» Work to be completed
Write out each line of the material again, word for word.

Data entries:
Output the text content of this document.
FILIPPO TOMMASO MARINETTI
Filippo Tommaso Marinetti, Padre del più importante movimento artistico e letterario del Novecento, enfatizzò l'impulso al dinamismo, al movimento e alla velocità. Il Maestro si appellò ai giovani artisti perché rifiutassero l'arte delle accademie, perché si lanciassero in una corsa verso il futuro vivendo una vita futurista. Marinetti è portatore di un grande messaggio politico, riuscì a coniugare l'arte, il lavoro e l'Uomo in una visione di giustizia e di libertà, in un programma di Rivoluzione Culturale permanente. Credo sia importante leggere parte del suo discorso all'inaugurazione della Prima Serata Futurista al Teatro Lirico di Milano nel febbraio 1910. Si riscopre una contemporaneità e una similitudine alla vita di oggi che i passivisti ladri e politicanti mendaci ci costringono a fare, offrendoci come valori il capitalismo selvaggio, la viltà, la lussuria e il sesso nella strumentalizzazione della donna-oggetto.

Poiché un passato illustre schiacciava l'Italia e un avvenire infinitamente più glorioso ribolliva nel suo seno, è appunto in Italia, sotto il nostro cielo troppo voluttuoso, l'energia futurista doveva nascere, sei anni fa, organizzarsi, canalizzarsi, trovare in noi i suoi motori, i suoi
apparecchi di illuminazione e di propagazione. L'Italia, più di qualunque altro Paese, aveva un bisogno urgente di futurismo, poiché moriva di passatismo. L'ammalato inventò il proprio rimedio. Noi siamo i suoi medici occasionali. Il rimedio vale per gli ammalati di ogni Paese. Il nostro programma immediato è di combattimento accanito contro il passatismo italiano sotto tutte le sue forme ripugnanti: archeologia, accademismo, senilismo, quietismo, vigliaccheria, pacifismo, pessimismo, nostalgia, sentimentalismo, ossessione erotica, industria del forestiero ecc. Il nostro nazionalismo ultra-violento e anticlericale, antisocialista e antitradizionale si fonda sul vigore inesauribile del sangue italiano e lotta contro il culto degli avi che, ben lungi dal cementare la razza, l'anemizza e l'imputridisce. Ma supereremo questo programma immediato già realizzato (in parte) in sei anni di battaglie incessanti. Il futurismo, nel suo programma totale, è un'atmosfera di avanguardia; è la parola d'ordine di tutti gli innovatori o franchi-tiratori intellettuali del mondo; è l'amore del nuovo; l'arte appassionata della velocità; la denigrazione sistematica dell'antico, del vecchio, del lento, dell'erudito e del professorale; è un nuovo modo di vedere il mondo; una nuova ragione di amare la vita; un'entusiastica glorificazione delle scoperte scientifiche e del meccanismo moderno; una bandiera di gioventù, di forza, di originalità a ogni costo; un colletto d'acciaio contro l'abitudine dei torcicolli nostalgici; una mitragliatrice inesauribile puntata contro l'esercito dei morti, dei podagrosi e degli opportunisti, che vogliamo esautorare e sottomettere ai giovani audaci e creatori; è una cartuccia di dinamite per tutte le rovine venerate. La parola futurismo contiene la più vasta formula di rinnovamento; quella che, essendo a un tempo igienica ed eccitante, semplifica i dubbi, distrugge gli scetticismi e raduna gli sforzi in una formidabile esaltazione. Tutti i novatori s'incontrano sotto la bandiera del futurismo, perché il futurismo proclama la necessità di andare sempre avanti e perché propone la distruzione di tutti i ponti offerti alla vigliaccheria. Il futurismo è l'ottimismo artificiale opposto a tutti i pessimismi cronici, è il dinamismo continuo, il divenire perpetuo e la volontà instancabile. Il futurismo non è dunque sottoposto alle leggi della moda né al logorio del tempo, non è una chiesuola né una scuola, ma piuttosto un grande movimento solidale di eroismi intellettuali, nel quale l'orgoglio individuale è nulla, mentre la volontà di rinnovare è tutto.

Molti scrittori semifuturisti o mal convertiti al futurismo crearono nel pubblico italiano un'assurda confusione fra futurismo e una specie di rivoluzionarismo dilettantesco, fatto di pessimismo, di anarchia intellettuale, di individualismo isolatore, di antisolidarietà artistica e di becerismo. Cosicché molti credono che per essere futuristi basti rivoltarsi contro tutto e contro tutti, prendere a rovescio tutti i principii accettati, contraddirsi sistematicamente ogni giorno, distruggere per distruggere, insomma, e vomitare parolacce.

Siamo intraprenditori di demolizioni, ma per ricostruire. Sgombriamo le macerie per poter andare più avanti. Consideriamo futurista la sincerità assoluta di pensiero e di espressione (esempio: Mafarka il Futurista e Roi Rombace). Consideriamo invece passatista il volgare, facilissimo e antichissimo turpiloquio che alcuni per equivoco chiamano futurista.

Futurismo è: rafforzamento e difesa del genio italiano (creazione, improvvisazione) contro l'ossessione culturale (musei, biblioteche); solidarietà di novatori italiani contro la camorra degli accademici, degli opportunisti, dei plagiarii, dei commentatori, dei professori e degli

» Written answer
Output the text content of this document.
FILIPPO TOMMASO MARINETTI
Filippo Tommaso Marinetti, Padre del più importante movimento artistico e letterario del Novecento, enfatizzò l'impulso al dinamismo, al movimento e alla velocità. Il Maestro si appellò ai giovani artisti perché rifiutassero l'arte delle accademie, perché si lanciassero in una corsa verso il futuro vivendo una vita futurista. Marinetti è portatore di un grande messaggio politico, riuscì a coniugare l'arte, il lavoro e l'Uomo in una visione di giustizia e di libertà, in un programma di Rivoluzione Culturale permanente. Credo sia importante leggere parte del suo discorso all'inaugurazione della Prima Serata Futurista al Teatro Lirico di Milano nel febbraio 1910. Si riscopre una contemporaneità e una similitudine alla vita di oggi che i passivisti ladri e politicanti mendaci ci costringono a fare, offrendoci come valori il capitalismo selvaggio, la viltà, la lussuria e il sesso nella strumentalizzazione della donna-oggetto.

Poiché un passato illustre schiacciava l'Italia e un avvenire infinitamente più glorioso ribolliva nel suo seno, è appunto in Italia, sotto il nostro cielo troppo voluttuoso, l'energia futurista doveva nascere, sei anni fa, organizzarsi, canalizzarsi, trovare in noi i suoi motori, i suoi
apparecchi di illuminazione e di propagazione. L'Italia, più di qualunque altro Paese, aveva un bisogno urgente di futurismo, poiché moriva di passatismo. L'ammalato inventò il proprio rimedio. Noi siamo i suoi medici occasionali. Il rimedio vale per gli ammalati di ogni Paese. Il nostro programma immediato è di combattimento accanito contro il passatismo italiano sotto tutte le sue forme ripugnanti: archeologia, accademismo, senilismo, quietismo, vigliaccheria, pacifismo, pessimismo, nostalgia, sentimentalismo, ossessione erotica, industria del forestiero ecc. Il nostro nazionalismo ultra-violento e anticlericale, antisocialista e antitradizionale si fonda sul vigore inesauribile del sangue italiano e lotta contro il culto degli avi che, ben lungi dal cementare la razza, l'anemizza e l'imputridisce. Ma supereremo questo programma immediato già realizzato (in parte) in sei anni di battaglie incessanti. Il futurismo, nel suo programma totale, è un'atmosfera di avanguardia; è la parola d'ordine di tutti gli innovatori o franchi-tiratori intellettuali del mondo; è l'amore del nuovo; l'arte appassionata della velocità; la denigrazione sistematica dell'antico, del vecchio, del lento, dell'erudito e del professorale; è un nuovo modo di vedere il mondo; una nuova ragione di amare la vita; un'entusiastica glorificazione delle scoperte scientifiche e del meccanismo moderno; una bandiera di gioventù, di forza, di originalità a ogni costo; un colletto d'acciaio contro l'abitudine dei torcicolli nostalgici; una mitragliatrice inesauribile puntata contro l'esercito dei morti, dei podagrosi e degli opportunisti, che vogliamo esautorare e sottomettere ai giovani audaci e creatori; è una cartuccia di dinamite per tutte le rovine venerate. La parola futurismo contiene la più vasta formula di rinnovamento; quella che, essendo a un tempo igienica ed eccitante, semplifica i dubbi, distrugge gli scetticismi e raduna gli sforzi in una formidabile esaltazione. Tutti i novatori s'incontrano sotto la bandiera del futurismo, perché il futurismo proclama la necessità di andare sempre avanti e perché propone la distruzione di tutti i ponti offerti alla vigliaccheria. Il futurismo è l'ottimismo artificiale opposto a tutti i pessimismi cronici, è il dinamismo continuo, il divenire perpetuo e la volontà instancabile. Il futurismo non è dunque sottoposto alle leggi della moda né al logorio del tempo, non è una chiesuola né una scuola, ma piuttosto un grande movimento solidale di eroismi intellettuali, nel quale l'orgoglio individuale è nulla, mentre la volontà di rinnovare è tutto.

Molti scrittori semifuturisti o mal convertiti al futurismo crearono nel pubblico italiano un'assurda confusione fra futurismo e una specie di rivoluzionarismo dilettantesco, fatto di pessimismo, di anarchia intellettuale, di individualismo isolatore, di antisolidarietà artistica e di becerismo. Cosicché molti credono che per essere futuristi basti rivoltarsi contro tutto e contro tutti, prendere a rovescio tutti i principii accettati, contraddirsi sistematicamente ogni giorno, distruggere per distruggere, insomma, e vomitare parolacce.

Siamo intraprenditori di demolizioni, ma per ricostruire. Sgombriamo le macerie per poter andare più avanti. Consideriamo futurista la sincerità assoluta di pensiero e di espressione (esempio: Mafarka il Futurista e Roi Rombace). Consideriamo invece passatista il volgare, facilissimo e antichissimo turpiloquio che alcuni per equivoco chiamano futurista.

Futurismo è: rafforzamento e difesa del genio italiano (creazione, improvvisazione) contro l'ossessione culturale (musei, biblioteche); solidarietà di novatori italiani contro la camorra degli accademici, degli opportunisti, dei plagiarii, dei commentatori, dei professori e degli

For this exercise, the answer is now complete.